▶ TASKS TO COMPLETE
1. Using the passage on Michael Corleone below, decide whether each statement agrees with it: (a) the writer holds that Michael could not, even in theory, have walked away; (b) the writer finds little in the GF I movie to suggest that Michael prepared for being drawn in; (c) the passage places the start of Michael's transition on the night of Vito's passing. Answer yes or no for each and quote the words that decide it.
2. Restate more briefly the paragraph of the passage on Michael Corleone that begins "Looking back on it now," and keep its main points.

Very compelling viewpoints from both TB & LP...

I do agree that Michael was seduced by the life - although it was a slippery slope, one that quickly became ever steeper & slipperier with each new step. For that reason I feel that, although Michael in theory could have walked away at almost any time, in practical application the real costs in doing so became greater, at nearly an exponential rate, with each new event that transpired. After Vito's passing, that potential cost included the complete annihilation of the entire Corleone family - a fate that, of course, would have been utterly unthinkable to Michael.

Looking back on it now, I gather that it was never completely realistic for Michael to live at the Mall as a civilian, knowing what his father & his brothers were up to on a regular basis, and yet expect to never get wrapped up in it, regardless of events. Sooner or later, something was bound to happen that would blur the lines between the business & the personal in a way that would likely pull Michael over the line - unless he had wisely anticipated it, and was very well prepared to take effective counter-measures against it when it finally did occur. And yet there is little in the GF I movie, at least, to suggest that such preparation ever seriously took place.

For Michael, the seeds of transition from civilian to Mafia don began on the night he learned of the attempt on Vito's life. His anguish was palpable - so much that it seems to have already begun to drive a wedge between Michael & Kay, as evidenced by Michael's aloofness toward Kay during dinner at her hotel room soon afterward.

▶ RECORDS SUPPLIED
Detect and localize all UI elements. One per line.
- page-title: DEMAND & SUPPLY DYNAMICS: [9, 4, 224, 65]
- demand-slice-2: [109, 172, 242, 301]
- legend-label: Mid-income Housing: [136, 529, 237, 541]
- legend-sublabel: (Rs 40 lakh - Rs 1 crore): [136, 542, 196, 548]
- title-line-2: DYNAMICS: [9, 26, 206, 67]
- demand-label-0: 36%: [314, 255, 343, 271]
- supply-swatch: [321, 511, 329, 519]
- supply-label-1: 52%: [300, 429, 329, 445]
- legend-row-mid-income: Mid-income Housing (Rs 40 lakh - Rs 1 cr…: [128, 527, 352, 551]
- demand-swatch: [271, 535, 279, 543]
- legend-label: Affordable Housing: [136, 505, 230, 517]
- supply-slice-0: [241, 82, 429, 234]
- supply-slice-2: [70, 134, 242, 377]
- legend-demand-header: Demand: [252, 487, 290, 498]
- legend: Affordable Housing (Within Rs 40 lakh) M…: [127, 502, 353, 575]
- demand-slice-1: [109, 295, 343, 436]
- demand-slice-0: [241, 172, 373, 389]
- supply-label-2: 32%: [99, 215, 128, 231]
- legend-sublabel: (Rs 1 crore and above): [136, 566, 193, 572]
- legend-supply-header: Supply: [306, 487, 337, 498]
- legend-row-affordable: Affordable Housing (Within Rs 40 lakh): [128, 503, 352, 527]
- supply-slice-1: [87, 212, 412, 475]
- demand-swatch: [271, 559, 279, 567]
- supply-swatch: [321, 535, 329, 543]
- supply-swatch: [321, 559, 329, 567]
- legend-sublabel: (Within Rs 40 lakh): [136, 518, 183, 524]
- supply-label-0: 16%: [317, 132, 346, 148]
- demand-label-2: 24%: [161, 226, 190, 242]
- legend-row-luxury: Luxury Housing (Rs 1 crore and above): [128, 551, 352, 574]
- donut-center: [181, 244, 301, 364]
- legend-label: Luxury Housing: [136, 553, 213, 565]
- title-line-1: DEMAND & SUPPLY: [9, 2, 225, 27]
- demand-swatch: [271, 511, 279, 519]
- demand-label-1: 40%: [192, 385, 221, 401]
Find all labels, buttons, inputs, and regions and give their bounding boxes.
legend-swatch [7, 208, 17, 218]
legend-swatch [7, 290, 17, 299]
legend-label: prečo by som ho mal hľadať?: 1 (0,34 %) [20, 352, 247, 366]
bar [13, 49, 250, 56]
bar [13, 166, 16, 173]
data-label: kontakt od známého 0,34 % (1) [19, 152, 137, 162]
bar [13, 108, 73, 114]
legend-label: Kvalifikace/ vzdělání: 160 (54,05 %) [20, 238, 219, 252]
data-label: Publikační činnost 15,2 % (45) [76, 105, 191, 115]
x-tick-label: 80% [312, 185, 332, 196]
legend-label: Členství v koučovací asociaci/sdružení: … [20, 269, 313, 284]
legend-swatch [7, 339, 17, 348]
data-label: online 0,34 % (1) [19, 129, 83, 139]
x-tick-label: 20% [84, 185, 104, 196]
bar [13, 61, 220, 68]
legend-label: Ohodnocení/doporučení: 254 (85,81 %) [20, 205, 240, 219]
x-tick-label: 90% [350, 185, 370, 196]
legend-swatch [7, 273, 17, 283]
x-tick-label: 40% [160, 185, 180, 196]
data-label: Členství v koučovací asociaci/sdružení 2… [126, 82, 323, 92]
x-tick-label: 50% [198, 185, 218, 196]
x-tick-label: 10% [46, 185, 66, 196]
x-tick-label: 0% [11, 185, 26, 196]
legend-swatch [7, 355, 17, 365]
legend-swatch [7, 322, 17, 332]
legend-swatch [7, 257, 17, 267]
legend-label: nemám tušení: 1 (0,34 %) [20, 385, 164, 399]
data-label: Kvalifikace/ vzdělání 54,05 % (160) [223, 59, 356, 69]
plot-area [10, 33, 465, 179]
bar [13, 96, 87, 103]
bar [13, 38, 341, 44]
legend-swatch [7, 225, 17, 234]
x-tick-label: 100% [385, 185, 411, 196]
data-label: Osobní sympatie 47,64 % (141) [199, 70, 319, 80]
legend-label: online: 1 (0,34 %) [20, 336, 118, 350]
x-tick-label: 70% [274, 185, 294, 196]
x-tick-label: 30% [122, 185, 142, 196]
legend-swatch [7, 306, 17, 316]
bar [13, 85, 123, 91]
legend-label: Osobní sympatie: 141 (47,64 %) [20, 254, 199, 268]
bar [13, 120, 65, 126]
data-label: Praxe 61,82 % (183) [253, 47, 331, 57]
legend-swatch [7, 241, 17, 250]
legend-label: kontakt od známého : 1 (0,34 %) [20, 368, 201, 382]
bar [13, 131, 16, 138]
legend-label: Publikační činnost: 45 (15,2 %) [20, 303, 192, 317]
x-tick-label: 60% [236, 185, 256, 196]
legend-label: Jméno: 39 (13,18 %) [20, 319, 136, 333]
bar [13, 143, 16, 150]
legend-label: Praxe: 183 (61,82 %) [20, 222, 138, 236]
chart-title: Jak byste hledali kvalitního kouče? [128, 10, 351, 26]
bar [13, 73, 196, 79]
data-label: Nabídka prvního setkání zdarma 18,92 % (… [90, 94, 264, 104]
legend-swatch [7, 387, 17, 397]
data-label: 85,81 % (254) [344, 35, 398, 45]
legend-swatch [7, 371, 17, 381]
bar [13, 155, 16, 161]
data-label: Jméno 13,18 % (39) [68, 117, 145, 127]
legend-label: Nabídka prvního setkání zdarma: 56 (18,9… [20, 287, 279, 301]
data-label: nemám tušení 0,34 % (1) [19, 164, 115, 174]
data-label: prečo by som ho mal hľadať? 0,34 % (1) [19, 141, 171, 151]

▶ TASK RESULTS
1.
(a) No: "although Michael in theory could have walked away at almost any time"
(b) Yes: "there is little in the GF I movie, at least, to suggest that such preparation ever seriously took place"
(c) No: "the seeds of transition from civilian to Mafia don began on the night he learned of the attempt on Vito's life"

2. It was never realistic for Michael to live at the Mall as a civilian, knowing what his father and brothers regularly did, and expect never to be drawn in. Sooner or later, some event would blur the line between business and the personal and likely pull him over, unless he had anticipated it and was well prepared with effective counter-measures. The GF I movie, at least, gives little indication that such preparation ever seriously took place.